What you have to do: Extract the text of each entry below exactly, leaving every image behind.

◇ ◇ ◇

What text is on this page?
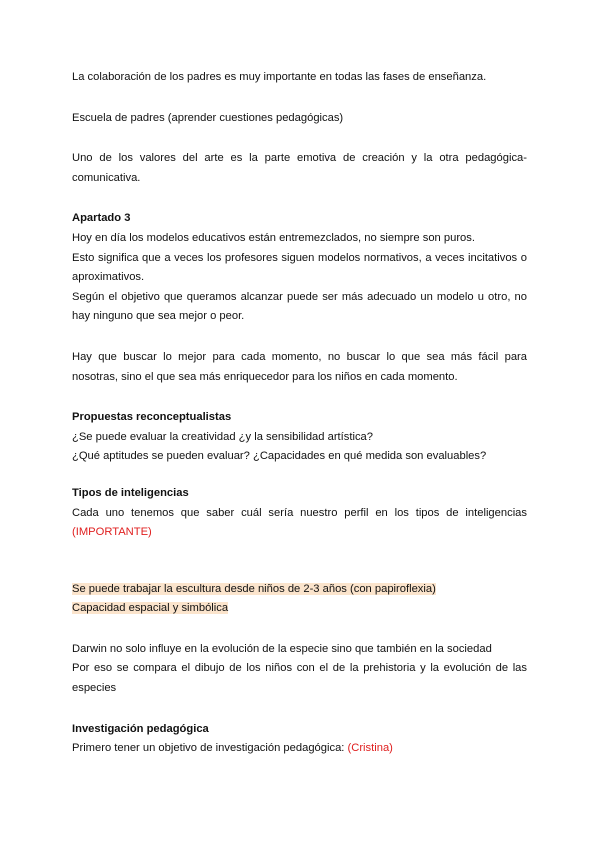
La colaboración de los padres es muy importante en todas las fases de enseñanza.

Escuela de padres (aprender cuestiones pedagógicas)

Uno de los valores del arte es la parte emotiva de creación y la otra pedagógica-comunicativa.

Apartado 3

Hoy en día los modelos educativos están entremezclados, no siempre son puros.

Esto significa que a veces los profesores siguen modelos normativos, a veces incitativos o aproximativos.

Según el objetivo que queramos alcanzar puede ser más adecuado un modelo u otro, no hay ninguno que sea mejor o peor.

Hay que buscar lo mejor para cada momento, no buscar lo que sea más fácil para nosotras, sino el que sea más enriquecedor para los niños en cada momento.

Propuestas reconceptualistas

¿Se puede evaluar la creatividad ¿y la sensibilidad artística?

¿Qué aptitudes se pueden evaluar? ¿Capacidades en qué medida son evaluables?

Tipos de inteligencias

Cada uno tenemos que saber cuál sería nuestro perfil en los tipos de inteligencias (IMPORTANTE)

Se puede trabajar la escultura desde niños de 2-3 años (con papiroflexia)

Capacidad espacial y simbólica

Darwin no solo influye en la evolución de la especie sino que también en la sociedad

Por eso se compara el dibujo de los niños con el de la prehistoria y la evolución de las especies

Investigación pedagógica

Primero tener un objetivo de investigación pedagógica: (Cristina)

◇ ◇ ◇

In response:
What text is on this page?
La colaboración de los padres es muy importante en todas las fases de enseñanza.

Escuela de padres (aprender cuestiones pedagógicas)

Uno de los valores del arte es la parte emotiva de creación y la otra pedagógica-comunicativa.

Apartado 3

Hoy en día los modelos educativos están entremezclados, no siempre son puros.

Esto significa que a veces los profesores siguen modelos normativos, a veces incitativos o aproximativos.

Según el objetivo que queramos alcanzar puede ser más adecuado un modelo u otro, no hay ninguno que sea mejor o peor.

Hay que buscar lo mejor para cada momento, no buscar lo que sea más fácil para nosotras, sino el que sea más enriquecedor para los niños en cada momento.

Propuestas reconceptualistas

¿Se puede evaluar la creatividad ¿y la sensibilidad artística?

¿Qué aptitudes se pueden evaluar? ¿Capacidades en qué medida son evaluables?

Tipos de inteligencias

Cada uno tenemos que saber cuál sería nuestro perfil en los tipos de inteligencias (IMPORTANTE)

Se puede trabajar la escultura desde niños de 2-3 años (con papiroflexia)

Capacidad espacial y simbólica

Darwin no solo influye en la evolución de la especie sino que también en la sociedad

Por eso se compara el dibujo de los niños con el de la prehistoria y la evolución de las especies

Investigación pedagógica

Primero tener un objetivo de investigación pedagógica: (Cristina)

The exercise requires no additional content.